AIM OF THE TASK -> Copy the data verbatim, starting at its first line and ending at the line that contains "- box-ns-t1: b: [1363, 1130, 1402, 1310]", with both of those lines included.

EXERCISE MATERIAL ->
****************

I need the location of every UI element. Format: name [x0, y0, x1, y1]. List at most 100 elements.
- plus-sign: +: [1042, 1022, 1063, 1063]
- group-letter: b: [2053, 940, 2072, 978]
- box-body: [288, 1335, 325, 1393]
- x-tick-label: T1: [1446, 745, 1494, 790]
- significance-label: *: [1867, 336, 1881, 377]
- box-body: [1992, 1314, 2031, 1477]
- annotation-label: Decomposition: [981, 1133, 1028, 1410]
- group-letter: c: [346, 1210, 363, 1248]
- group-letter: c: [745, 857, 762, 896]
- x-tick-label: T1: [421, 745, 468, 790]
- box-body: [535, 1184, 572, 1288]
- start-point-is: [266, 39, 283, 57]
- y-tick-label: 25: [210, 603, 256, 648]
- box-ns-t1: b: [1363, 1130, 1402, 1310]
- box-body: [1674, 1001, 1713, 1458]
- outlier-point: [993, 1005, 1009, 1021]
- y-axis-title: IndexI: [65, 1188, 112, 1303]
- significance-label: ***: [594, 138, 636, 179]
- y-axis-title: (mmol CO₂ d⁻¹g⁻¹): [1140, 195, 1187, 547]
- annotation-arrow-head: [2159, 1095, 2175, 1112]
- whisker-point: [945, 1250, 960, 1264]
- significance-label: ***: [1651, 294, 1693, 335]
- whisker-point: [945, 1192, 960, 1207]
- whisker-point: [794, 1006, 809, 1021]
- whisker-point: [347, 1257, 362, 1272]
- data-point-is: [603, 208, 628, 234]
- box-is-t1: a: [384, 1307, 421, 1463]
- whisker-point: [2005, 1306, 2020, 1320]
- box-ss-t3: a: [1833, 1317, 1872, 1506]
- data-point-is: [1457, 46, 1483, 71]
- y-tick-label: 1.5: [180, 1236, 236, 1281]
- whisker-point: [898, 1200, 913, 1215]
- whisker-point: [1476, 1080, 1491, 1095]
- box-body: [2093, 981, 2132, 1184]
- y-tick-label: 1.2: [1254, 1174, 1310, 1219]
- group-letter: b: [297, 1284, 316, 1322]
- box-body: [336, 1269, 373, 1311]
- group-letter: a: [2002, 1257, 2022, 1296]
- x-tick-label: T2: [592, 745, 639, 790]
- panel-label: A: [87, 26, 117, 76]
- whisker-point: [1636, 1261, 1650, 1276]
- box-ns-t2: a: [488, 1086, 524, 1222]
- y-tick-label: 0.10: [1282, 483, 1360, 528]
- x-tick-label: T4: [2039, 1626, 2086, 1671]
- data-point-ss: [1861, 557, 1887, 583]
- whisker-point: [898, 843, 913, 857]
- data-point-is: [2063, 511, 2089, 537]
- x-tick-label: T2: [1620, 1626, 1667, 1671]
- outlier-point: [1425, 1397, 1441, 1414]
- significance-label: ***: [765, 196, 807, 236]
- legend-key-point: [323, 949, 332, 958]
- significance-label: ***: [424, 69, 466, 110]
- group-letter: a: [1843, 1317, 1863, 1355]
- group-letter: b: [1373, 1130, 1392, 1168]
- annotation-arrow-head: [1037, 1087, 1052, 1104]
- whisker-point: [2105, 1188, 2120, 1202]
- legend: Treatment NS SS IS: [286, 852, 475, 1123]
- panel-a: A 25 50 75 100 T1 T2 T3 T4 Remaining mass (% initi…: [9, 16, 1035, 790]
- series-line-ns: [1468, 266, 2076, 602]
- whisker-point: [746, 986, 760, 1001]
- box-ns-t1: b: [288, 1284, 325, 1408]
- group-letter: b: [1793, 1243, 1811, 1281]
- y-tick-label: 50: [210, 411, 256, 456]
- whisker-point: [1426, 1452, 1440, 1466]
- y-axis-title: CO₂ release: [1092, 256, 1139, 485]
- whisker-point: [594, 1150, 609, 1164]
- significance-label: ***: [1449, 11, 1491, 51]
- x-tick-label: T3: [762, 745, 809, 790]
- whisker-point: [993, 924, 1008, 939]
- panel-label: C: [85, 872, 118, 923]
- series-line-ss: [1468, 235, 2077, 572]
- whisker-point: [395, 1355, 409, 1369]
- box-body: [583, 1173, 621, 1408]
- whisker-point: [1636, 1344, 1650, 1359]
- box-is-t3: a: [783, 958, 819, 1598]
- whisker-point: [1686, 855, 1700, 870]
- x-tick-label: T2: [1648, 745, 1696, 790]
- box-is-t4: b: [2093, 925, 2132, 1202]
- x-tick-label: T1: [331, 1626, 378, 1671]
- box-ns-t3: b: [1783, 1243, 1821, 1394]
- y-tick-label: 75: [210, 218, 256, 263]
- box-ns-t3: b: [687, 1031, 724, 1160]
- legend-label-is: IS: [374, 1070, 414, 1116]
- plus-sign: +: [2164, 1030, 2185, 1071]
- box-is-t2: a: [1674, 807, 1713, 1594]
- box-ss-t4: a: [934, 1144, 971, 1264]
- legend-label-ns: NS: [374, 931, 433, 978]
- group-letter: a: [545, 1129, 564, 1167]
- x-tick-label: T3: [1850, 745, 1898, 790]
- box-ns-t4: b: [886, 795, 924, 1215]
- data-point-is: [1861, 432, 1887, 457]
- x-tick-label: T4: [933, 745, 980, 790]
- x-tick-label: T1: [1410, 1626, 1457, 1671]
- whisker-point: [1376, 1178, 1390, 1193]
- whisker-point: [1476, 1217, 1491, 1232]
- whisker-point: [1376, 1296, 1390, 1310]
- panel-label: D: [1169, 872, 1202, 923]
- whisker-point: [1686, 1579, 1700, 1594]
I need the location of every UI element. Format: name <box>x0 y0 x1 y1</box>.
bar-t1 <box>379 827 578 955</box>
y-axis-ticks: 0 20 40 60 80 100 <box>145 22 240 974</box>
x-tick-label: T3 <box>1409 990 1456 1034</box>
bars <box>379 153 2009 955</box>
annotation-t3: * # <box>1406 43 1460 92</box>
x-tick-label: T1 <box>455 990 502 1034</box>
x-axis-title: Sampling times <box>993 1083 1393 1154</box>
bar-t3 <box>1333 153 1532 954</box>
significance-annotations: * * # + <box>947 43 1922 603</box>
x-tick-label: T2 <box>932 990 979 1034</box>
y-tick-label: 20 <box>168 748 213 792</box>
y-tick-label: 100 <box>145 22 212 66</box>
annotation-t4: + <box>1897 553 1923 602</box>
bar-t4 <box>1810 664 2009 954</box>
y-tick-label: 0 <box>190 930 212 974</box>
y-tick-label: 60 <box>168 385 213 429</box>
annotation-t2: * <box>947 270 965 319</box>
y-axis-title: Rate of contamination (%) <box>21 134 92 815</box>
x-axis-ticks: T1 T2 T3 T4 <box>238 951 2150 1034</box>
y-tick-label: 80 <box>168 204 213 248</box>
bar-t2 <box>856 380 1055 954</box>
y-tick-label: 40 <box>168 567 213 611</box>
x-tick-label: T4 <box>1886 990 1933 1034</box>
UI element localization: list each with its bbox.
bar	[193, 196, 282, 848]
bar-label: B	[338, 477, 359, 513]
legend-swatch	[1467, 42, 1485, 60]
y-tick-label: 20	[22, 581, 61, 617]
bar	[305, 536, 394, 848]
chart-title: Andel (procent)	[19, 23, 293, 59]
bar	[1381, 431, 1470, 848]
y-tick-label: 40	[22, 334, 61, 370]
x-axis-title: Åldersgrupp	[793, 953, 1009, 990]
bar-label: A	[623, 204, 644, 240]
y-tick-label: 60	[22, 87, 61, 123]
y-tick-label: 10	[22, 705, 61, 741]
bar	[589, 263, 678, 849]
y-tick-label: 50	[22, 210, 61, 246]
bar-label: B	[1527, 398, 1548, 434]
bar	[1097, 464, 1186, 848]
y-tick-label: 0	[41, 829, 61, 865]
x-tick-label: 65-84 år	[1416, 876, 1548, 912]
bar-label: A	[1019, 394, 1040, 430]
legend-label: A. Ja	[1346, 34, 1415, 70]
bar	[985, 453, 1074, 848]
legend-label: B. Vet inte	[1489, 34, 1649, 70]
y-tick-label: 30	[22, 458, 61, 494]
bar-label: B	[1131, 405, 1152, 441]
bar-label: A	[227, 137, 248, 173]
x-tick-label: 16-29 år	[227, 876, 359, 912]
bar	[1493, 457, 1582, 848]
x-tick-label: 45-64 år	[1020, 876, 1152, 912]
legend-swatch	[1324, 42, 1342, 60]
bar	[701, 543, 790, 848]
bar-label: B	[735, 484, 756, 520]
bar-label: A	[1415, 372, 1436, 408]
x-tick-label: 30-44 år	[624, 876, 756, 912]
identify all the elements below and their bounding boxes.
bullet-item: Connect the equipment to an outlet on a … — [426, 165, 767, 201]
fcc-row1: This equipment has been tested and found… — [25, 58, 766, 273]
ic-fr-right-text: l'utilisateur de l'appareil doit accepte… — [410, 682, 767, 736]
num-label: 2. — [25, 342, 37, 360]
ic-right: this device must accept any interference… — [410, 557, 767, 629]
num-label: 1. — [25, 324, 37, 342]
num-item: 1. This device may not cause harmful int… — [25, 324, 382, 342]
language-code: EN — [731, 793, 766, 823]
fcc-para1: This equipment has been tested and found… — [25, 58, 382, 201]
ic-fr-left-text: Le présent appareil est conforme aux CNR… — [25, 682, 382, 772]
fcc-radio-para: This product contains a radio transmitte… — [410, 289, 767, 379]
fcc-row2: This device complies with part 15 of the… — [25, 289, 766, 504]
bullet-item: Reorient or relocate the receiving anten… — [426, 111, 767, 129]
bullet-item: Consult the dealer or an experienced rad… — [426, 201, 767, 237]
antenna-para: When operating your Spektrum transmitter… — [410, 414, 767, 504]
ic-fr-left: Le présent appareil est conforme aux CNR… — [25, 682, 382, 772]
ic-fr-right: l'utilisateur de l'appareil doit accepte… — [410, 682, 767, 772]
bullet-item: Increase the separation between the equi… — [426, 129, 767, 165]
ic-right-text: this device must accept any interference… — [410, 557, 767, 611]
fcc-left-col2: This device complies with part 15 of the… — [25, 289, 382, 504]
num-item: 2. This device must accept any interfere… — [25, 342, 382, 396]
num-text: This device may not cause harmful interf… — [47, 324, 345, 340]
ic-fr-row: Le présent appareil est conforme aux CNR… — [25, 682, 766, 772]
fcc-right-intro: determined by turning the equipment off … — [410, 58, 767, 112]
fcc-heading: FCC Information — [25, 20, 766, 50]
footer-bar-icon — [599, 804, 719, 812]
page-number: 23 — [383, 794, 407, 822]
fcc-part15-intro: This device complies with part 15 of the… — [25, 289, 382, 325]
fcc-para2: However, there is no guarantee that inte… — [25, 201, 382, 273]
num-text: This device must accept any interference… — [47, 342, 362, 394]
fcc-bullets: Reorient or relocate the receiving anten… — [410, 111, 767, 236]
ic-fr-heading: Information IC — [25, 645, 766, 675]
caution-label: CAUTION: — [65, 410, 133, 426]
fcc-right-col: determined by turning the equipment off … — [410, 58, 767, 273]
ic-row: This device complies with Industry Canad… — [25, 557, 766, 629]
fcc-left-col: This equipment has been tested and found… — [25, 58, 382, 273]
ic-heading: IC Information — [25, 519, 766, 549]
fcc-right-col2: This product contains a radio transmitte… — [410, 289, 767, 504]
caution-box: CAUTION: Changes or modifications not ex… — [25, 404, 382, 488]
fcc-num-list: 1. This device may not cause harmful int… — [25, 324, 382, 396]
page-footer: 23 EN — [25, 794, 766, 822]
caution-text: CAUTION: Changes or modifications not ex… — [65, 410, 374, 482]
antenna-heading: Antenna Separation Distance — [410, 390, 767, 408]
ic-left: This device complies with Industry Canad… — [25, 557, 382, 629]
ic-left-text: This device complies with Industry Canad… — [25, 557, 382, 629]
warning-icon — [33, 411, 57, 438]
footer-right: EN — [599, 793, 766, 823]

****************

TASK RESULT ->
I need the location of every UI element. Format: name [x0, y0, x1, y1]. List at most 100 elements.
- plus-sign: +: [1042, 1022, 1063, 1063]
- group-letter: b: [2053, 940, 2072, 978]
- box-body: [288, 1335, 325, 1393]
- x-tick-label: T1: [1446, 745, 1494, 790]
- significance-label: *: [1867, 336, 1881, 377]
- box-body: [1992, 1314, 2031, 1477]
- annotation-label: Decomposition: [981, 1133, 1028, 1410]
- group-letter: c: [346, 1210, 363, 1248]
- group-letter: c: [745, 857, 762, 896]
- x-tick-label: T1: [421, 745, 468, 790]
- box-body: [535, 1184, 572, 1288]
- start-point-is: [266, 39, 283, 57]
- y-tick-label: 25: [210, 603, 256, 648]
- box-ns-t1: b: [1363, 1130, 1402, 1310]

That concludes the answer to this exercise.